Objective:
From the listing below, extract every line in which the word "Okna" appears.

Provided material:
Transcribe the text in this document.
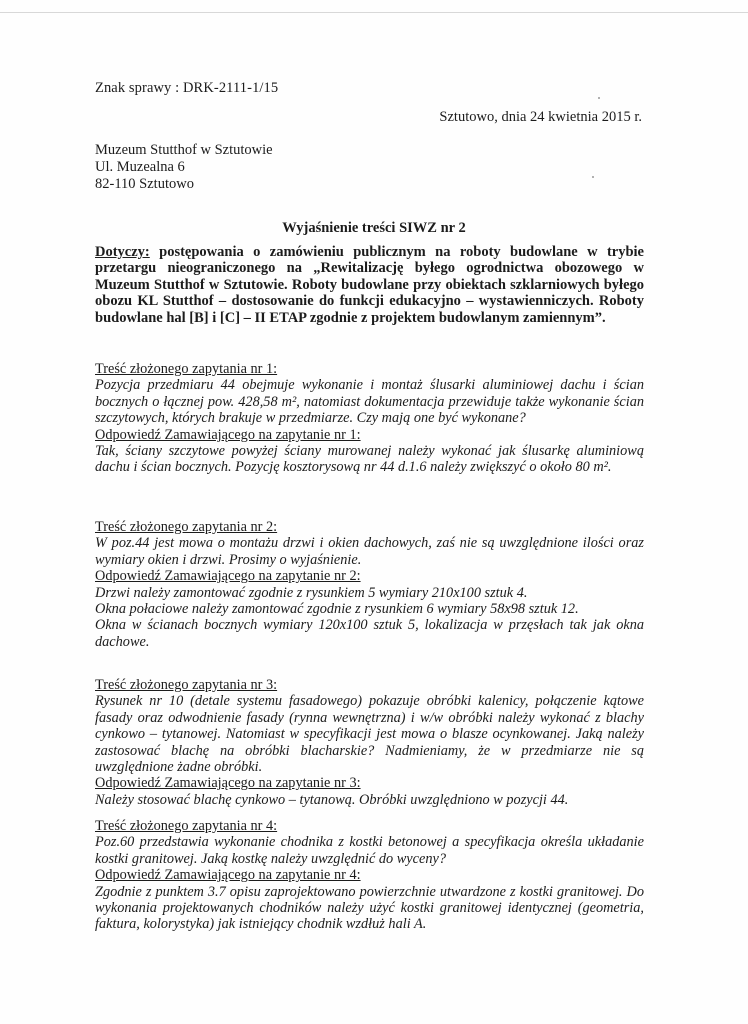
Znak sprawy : DRK-2111-1/15
Sztutowo, dnia 24 kwietnia 2015 r.
Muzeum Stutthof w Sztutowie
Ul. Muzealna 6
82-110 Sztutowo
Wyjaśnienie treści SIWZ nr 2
Dotyczy: postępowania o zamówieniu publicznym na roboty budowlane w trybie przetargu nieograniczonego na „Rewitalizację byłego ogrodnictwa obozowego w Muzeum Stutthof w Sztutowie. Roboty budowlane przy obiektach szklarniowych byłego obozu KL Stutthof – dostosowanie do funkcji edukacyjno – wystawienniczych. Roboty budowlane hal [B] i [C] – II ETAP zgodnie z projektem budowlanym zamiennym”.

Treść złożonego zapytania nr 1:

Pozycja przedmiaru 44 obejmuje wykonanie i montaż ślusarki aluminiowej dachu i ścian bocznych o łącznej pow. 428,58 m², natomiast dokumentacja przewiduje także wykonanie ścian szczytowych, których brakuje w przedmiarze. Czy mają one być wykonane?

Odpowiedź Zamawiającego na zapytanie nr 1:

Tak, ściany szczytowe powyżej ściany murowanej należy wykonać jak ślusarkę aluminiową dachu i ścian bocznych. Pozycję kosztorysową nr 44 d.1.6 należy zwiększyć o około 80 m².

Treść złożonego zapytania nr 2:

W poz.44 jest mowa o montażu drzwi i okien dachowych, zaś nie są uwzględnione ilości oraz wymiary okien i drzwi. Prosimy o wyjaśnienie.

Odpowiedź Zamawiającego na zapytanie nr 2:

Drzwi należy zamontować zgodnie z rysunkiem 5 wymiary 210x100 sztuk 4.

Okna połaciowe należy zamontować zgodnie z rysunkiem 6 wymiary 58x98 sztuk 12.

Okna w ścianach bocznych wymiary 120x100 sztuk 5, lokalizacja w przęsłach tak jak okna dachowe.

Treść złożonego zapytania nr 3:

Rysunek nr 10 (detale systemu fasadowego) pokazuje obróbki kalenicy, połączenie kątowe fasady oraz odwodnienie fasady (rynna wewnętrzna) i w/w obróbki należy wykonać z blachy cynkowo – tytanowej. Natomiast w specyfikacji jest mowa o blasze ocynkowanej. Jaką należy zastosować blachę na obróbki blacharskie? Nadmieniamy, że w przedmiarze nie są uwzględnione żadne obróbki.

Odpowiedź Zamawiającego na zapytanie nr 3:

Należy stosować blachę cynkowo – tytanową. Obróbki uwzględniono w pozycji 44.

Treść złożonego zapytania nr 4:

Poz.60 przedstawia wykonanie chodnika z kostki betonowej a specyfikacja określa układanie kostki granitowej. Jaką kostkę należy uwzględnić do wyceny?

Odpowiedź Zamawiającego na zapytanie nr 4:

Zgodnie z punktem 3.7 opisu zaprojektowano powierzchnie utwardzone z kostki granitowej. Do wykonania projektowanych chodników należy użyć kostki granitowej identycznej (geometria, faktura, kolorystyka) jak istniejący chodnik wzdłuż hali A.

Written response:
Okna połaciowe należy zamontować zgodnie z rysunkiem 6 wymiary 58x98 sztuk 12.
Okna w ścianach bocznych wymiary 120x100 sztuk 5, lokalizacja w przęsłach tak jak okna dachowe.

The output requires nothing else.